*Task statement*
Filter the records below and copy every line containing the word "color".

════════════════════

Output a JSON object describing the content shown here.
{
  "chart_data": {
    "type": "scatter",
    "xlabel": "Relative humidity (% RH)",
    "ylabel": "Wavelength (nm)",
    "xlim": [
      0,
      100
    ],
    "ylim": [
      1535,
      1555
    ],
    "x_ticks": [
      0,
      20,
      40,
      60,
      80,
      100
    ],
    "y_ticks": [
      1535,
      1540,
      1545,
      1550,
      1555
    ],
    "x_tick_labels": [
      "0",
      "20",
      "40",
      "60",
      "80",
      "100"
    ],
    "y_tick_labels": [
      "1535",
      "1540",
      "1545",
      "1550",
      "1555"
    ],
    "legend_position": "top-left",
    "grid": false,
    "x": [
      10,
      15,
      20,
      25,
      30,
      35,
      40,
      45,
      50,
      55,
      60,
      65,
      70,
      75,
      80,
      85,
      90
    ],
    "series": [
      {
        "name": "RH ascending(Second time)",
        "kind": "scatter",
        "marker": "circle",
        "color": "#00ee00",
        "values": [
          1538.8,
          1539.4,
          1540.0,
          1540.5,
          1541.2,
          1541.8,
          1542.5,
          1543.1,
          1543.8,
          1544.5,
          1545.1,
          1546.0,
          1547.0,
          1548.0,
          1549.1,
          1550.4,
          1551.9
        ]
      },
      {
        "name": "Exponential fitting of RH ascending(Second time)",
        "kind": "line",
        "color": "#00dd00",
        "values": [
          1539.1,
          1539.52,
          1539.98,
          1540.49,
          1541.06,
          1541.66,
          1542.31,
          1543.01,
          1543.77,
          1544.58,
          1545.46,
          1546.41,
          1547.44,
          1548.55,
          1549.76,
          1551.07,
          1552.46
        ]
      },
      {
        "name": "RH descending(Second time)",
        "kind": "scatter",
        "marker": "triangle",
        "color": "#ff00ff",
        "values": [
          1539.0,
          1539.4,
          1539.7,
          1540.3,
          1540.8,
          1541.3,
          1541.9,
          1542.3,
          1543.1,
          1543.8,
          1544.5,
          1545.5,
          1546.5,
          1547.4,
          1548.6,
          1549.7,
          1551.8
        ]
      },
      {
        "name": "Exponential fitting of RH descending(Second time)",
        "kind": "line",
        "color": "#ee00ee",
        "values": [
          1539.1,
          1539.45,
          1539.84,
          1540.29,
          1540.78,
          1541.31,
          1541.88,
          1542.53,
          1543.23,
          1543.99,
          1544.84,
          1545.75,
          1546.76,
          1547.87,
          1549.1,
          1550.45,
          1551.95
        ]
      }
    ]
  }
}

════════════════════

*Solved exercise*
        "color": "#00ee00",
        "color": "#00dd00",
        "color": "#ff00ff",
        "color": "#ee00ee",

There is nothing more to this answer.